● **WRITTEN TASK**: Go through the data below. Pull out every line that has the word "Intelligence".

========

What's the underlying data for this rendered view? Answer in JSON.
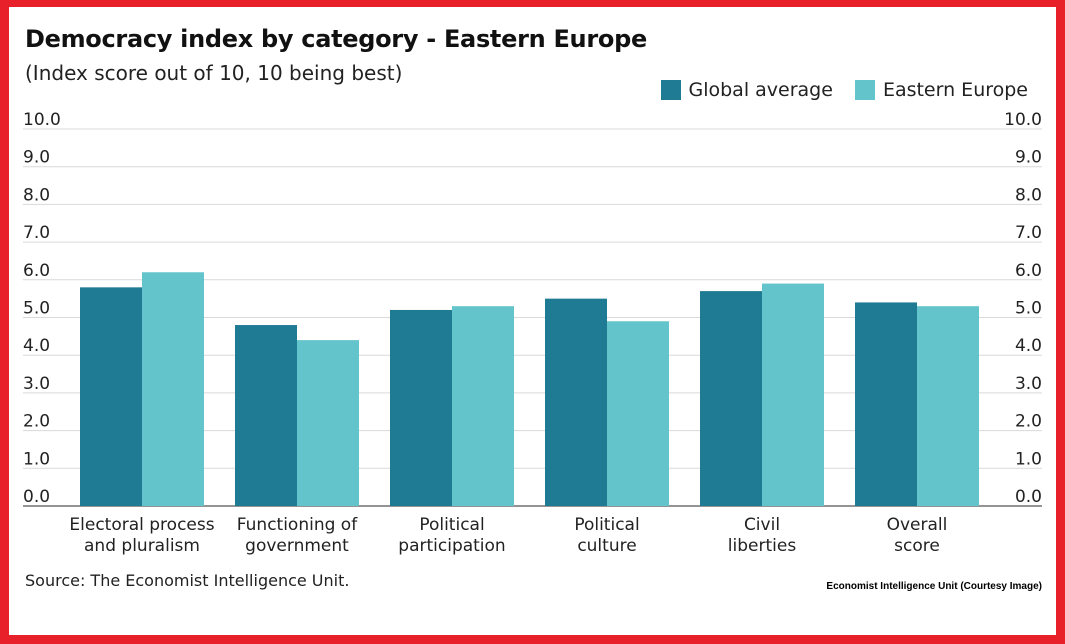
{
  "header": {
    "title": "Democracy index by category - Eastern Europe",
    "subtitle": "(Index score out of 10, 10 being best)"
  },
  "footer": {
    "source": "Source: The Economist Intelligence Unit.",
    "credit": "Economist Intelligence Unit (Courtesy Image)"
  },
  "colors": {
    "global": "#1f7a93",
    "eastern": "#63c4cc"
  },
  "chart_data": {
    "type": "bar",
    "title": "Democracy index by category - Eastern Europe",
    "subtitle": "(Index score out of 10, 10 being best)",
    "xlabel": "",
    "ylabel": "",
    "ylim": [
      0,
      10
    ],
    "yticks": [
      "0.0",
      "1.0",
      "2.0",
      "3.0",
      "4.0",
      "5.0",
      "6.0",
      "7.0",
      "8.0",
      "9.0",
      "10.0"
    ],
    "grid": true,
    "legend": "top-right",
    "categories": [
      [
        "Electoral process",
        "and pluralism"
      ],
      [
        "Functioning of",
        "government"
      ],
      [
        "Political",
        "participation"
      ],
      [
        "Political",
        "culture"
      ],
      [
        "Civil",
        "liberties"
      ],
      [
        "Overall",
        "score"
      ]
    ],
    "series": [
      {
        "name": "Global average",
        "values": [
          5.8,
          4.8,
          5.2,
          5.5,
          5.7,
          5.4
        ]
      },
      {
        "name": "Eastern Europe",
        "values": [
          6.2,
          4.4,
          5.3,
          4.9,
          5.9,
          5.3
        ]
      }
    ]
  }
}
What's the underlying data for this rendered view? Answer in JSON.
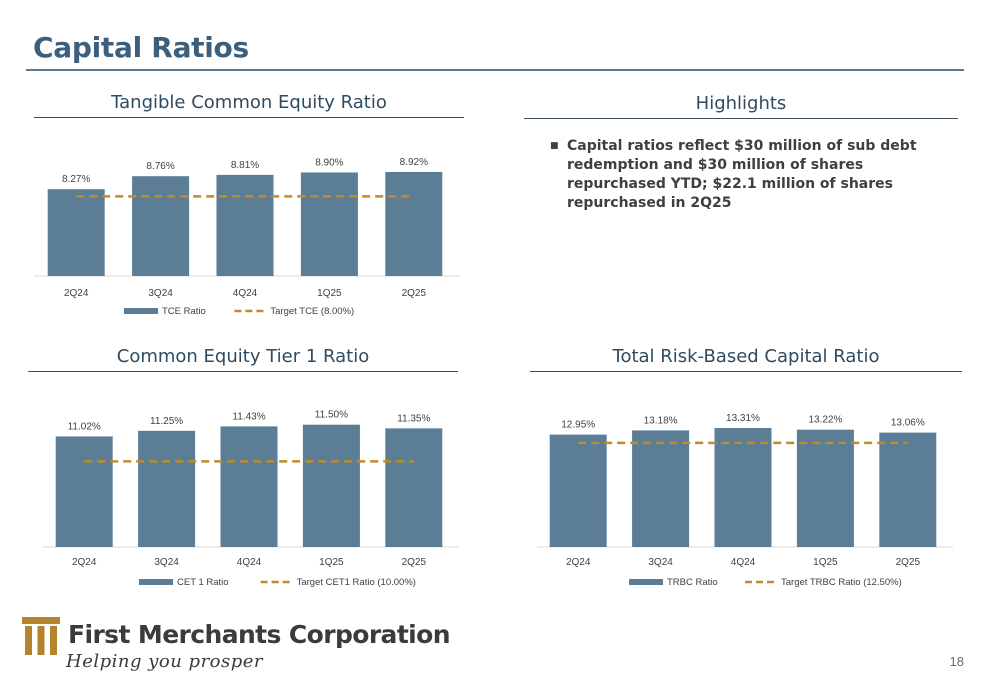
{
  "page": {
    "title": "Capital Ratios",
    "page_number": "18"
  },
  "highlights": {
    "title": "Highlights",
    "items": [
      "Capital ratios reflect $30 million of sub debt redemption and $30 million of shares repurchased YTD; $22.1 million of shares repurchased in 2Q25"
    ]
  },
  "logo": {
    "name": "First Merchants Corporation",
    "tagline": "Helping you prosper"
  },
  "colors": {
    "bar": "#5b7e96",
    "target": "#bf8c2c",
    "title": "#3c5f7d"
  },
  "chart_data": [
    {
      "type": "bar",
      "title": "Tangible Common Equity Ratio",
      "categories": [
        "2Q24",
        "3Q24",
        "4Q24",
        "1Q25",
        "2Q25"
      ],
      "values": [
        8.27,
        8.76,
        8.81,
        8.9,
        8.92
      ],
      "labels": [
        "8.27%",
        "8.76%",
        "8.81%",
        "8.90%",
        "8.92%"
      ],
      "series_name": "TCE Ratio",
      "target": {
        "name": "Target TCE (8.00%)",
        "value": 8.0
      },
      "legend": "bottom"
    },
    {
      "type": "bar",
      "title": "Common Equity Tier 1 Ratio",
      "categories": [
        "2Q24",
        "3Q24",
        "4Q24",
        "1Q25",
        "2Q25"
      ],
      "values": [
        11.02,
        11.25,
        11.43,
        11.5,
        11.35
      ],
      "labels": [
        "11.02%",
        "11.25%",
        "11.43%",
        "11.50%",
        "11.35%"
      ],
      "series_name": "CET 1 Ratio",
      "target": {
        "name": "Target CET1 Ratio (10.00%)",
        "value": 10.0
      },
      "legend": "bottom"
    },
    {
      "type": "bar",
      "title": "Total Risk-Based Capital Ratio",
      "categories": [
        "2Q24",
        "3Q24",
        "4Q24",
        "1Q25",
        "2Q25"
      ],
      "values": [
        12.95,
        13.18,
        13.31,
        13.22,
        13.06
      ],
      "labels": [
        "12.95%",
        "13.18%",
        "13.31%",
        "13.22%",
        "13.06%"
      ],
      "series_name": "TRBC Ratio",
      "target": {
        "name": "Target TRBC Ratio (12.50%)",
        "value": 12.5
      },
      "legend": "bottom"
    }
  ]
}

========

● **EXERCISE RESPONSE**:
    "source": "Source: The Economist Intelligence Unit.",
    "credit": "Economist Intelligence Unit (Courtesy Image)"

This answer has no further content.